# YOUR INSTRUCTIONS
Print out each record below, unaltered and complete, without its images.

start

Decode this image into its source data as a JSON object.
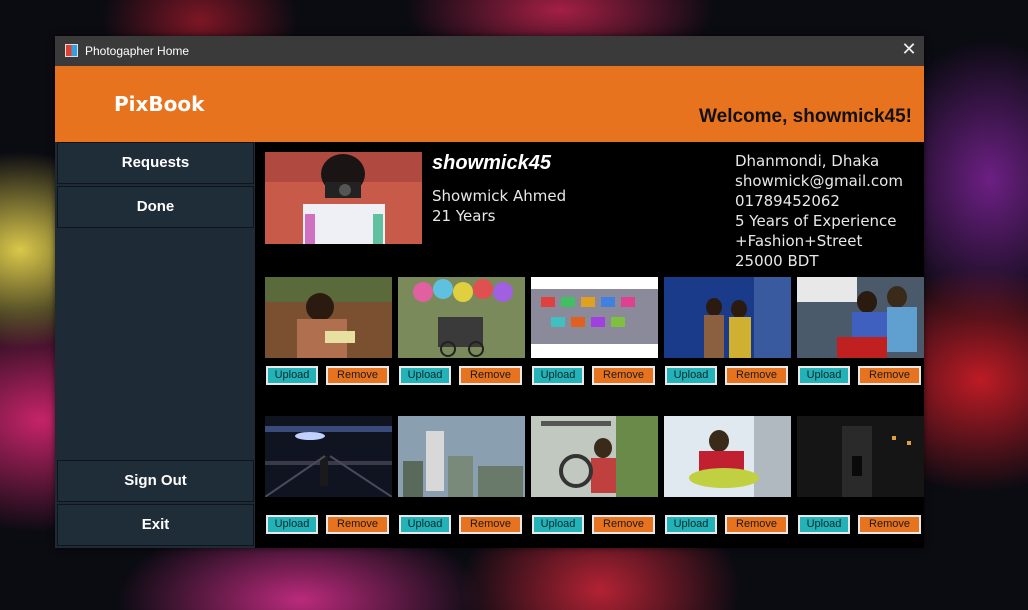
{
  "window": {
    "title": "Photogapher Home"
  },
  "header": {
    "brand": "PixBook",
    "welcome": "Welcome, showmick45!"
  },
  "sidebar": {
    "items": [
      {
        "label": "Requests"
      },
      {
        "label": "Done"
      }
    ],
    "bottom_items": [
      {
        "label": "Sign Out"
      },
      {
        "label": "Exit"
      }
    ]
  },
  "profile": {
    "username": "showmick45",
    "full_name": "Showmick Ahmed",
    "age": "21 Years",
    "location": "Dhanmondi, Dhaka",
    "email": "showmick@gmail.com",
    "phone": "01789452062",
    "experience": "5 Years of Experience",
    "specialty": "+Fashion+Street",
    "rate": "25000 BDT"
  },
  "gallery": {
    "upload_label": "Upload",
    "remove_label": "Remove"
  },
  "colors": {
    "accent": "#e8731f",
    "upload": "#22b2b8",
    "sidebar": "#1f2d39"
  }
}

end

# RESULT
Decode this image into its source data as a JSON object.
{
  "window": {
    "title": "Photogapher Home"
  },
  "header": {
    "brand": "PixBook",
    "welcome": "Welcome, showmick45!"
  },
  "sidebar": {
    "items": [
      {
        "label": "Requests"
      },
      {
        "label": "Done"
      }
    ],
    "bottom_items": [
      {
        "label": "Sign Out"
      },
      {
        "label": "Exit"
      }
    ]
  },
  "profile": {
    "username": "showmick45",
    "full_name": "Showmick Ahmed",
    "age": "21 Years",
    "location": "Dhanmondi, Dhaka",
    "email": "showmick@gmail.com",
    "phone": "01789452062",
    "experience": "5 Years of Experience",
    "specialty": "+Fashion+Street",
    "rate": "25000 BDT"
  },
  "gallery": {
    "upload_label": "Upload",
    "remove_label": "Remove"
  },
  "colors": {
    "accent": "#e8731f",
    "upload": "#22b2b8",
    "sidebar": "#1f2d39"
  }
}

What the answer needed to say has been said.